STATED PROBLEM -
Return the number of lines that include the string "JSON", without any other text.

MATERIAL FOR THIS TASK -
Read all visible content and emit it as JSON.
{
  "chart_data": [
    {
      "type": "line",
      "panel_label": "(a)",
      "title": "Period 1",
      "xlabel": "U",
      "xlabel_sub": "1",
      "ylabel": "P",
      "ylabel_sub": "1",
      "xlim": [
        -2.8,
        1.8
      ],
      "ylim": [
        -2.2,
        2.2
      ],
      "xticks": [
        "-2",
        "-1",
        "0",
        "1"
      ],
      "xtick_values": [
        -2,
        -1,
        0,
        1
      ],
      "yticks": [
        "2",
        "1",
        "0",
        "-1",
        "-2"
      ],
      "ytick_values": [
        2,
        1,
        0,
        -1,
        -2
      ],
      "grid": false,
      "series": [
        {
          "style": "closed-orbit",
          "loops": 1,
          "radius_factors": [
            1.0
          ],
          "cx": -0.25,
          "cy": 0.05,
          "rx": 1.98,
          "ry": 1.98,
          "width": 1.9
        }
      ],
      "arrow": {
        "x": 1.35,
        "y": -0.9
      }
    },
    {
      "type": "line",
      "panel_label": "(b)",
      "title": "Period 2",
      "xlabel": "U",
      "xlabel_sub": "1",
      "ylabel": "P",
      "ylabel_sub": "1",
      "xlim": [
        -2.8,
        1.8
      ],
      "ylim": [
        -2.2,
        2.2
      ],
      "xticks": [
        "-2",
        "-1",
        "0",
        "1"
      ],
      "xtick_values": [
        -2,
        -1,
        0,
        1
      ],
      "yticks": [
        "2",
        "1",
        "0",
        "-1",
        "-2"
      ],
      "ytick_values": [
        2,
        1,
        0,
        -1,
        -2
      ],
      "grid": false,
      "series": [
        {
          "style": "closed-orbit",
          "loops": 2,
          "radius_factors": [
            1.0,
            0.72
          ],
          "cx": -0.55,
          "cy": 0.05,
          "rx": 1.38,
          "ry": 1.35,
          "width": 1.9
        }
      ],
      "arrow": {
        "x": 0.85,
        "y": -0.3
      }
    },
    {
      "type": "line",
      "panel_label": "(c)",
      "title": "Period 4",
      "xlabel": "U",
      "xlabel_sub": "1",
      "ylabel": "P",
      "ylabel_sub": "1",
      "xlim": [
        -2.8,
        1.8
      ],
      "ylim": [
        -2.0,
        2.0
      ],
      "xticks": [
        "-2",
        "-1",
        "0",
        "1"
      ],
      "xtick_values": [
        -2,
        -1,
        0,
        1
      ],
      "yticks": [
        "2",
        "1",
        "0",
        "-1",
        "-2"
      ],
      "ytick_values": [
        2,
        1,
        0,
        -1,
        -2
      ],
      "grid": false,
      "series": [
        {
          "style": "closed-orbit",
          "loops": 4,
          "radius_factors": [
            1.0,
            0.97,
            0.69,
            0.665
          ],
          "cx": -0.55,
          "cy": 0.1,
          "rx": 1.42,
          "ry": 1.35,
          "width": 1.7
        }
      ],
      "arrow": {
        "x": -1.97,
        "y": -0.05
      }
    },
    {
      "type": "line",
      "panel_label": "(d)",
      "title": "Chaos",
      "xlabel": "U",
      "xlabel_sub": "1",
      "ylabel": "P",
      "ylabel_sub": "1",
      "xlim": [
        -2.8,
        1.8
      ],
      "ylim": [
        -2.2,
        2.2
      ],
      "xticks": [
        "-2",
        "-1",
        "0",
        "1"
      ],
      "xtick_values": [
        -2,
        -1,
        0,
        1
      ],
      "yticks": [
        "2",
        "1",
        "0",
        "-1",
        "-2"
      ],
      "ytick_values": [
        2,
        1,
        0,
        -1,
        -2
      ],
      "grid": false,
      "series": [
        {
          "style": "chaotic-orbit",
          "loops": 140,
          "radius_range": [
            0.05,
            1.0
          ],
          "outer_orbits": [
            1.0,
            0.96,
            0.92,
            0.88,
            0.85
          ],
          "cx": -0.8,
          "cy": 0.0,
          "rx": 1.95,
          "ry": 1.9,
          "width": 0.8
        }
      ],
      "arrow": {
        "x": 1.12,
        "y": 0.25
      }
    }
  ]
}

--

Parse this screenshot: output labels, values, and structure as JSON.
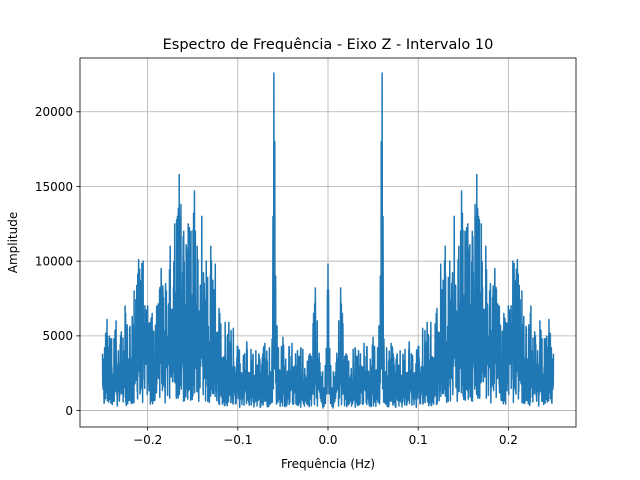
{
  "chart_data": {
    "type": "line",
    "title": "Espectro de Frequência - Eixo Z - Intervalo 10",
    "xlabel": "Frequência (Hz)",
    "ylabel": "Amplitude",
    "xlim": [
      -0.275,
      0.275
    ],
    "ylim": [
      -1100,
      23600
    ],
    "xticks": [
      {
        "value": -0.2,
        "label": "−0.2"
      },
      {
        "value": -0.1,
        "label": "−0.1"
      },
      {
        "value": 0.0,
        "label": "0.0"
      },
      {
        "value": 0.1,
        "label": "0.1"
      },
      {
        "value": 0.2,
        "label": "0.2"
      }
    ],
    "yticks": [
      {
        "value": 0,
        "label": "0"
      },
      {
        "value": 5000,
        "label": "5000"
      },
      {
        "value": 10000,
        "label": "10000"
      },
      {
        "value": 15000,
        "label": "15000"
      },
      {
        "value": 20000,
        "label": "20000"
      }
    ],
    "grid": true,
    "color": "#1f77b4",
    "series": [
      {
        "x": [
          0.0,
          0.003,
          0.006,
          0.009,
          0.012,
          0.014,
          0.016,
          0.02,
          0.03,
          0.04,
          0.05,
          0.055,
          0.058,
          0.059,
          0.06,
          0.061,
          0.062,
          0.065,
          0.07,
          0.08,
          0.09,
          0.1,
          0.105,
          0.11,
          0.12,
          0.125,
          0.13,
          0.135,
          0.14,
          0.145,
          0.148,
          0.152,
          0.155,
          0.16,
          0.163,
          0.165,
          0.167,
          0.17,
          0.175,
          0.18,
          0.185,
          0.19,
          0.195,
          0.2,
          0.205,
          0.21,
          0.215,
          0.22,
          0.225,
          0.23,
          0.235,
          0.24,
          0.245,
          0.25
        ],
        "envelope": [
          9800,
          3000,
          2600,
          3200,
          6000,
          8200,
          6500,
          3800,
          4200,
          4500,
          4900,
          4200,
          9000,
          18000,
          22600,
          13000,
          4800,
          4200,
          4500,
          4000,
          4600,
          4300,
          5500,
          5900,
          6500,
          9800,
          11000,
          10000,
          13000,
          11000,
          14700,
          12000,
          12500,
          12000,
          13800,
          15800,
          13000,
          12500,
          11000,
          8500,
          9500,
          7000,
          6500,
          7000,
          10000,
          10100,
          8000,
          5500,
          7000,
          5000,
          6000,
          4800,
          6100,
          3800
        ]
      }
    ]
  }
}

EXERCISE OUTPUT -
2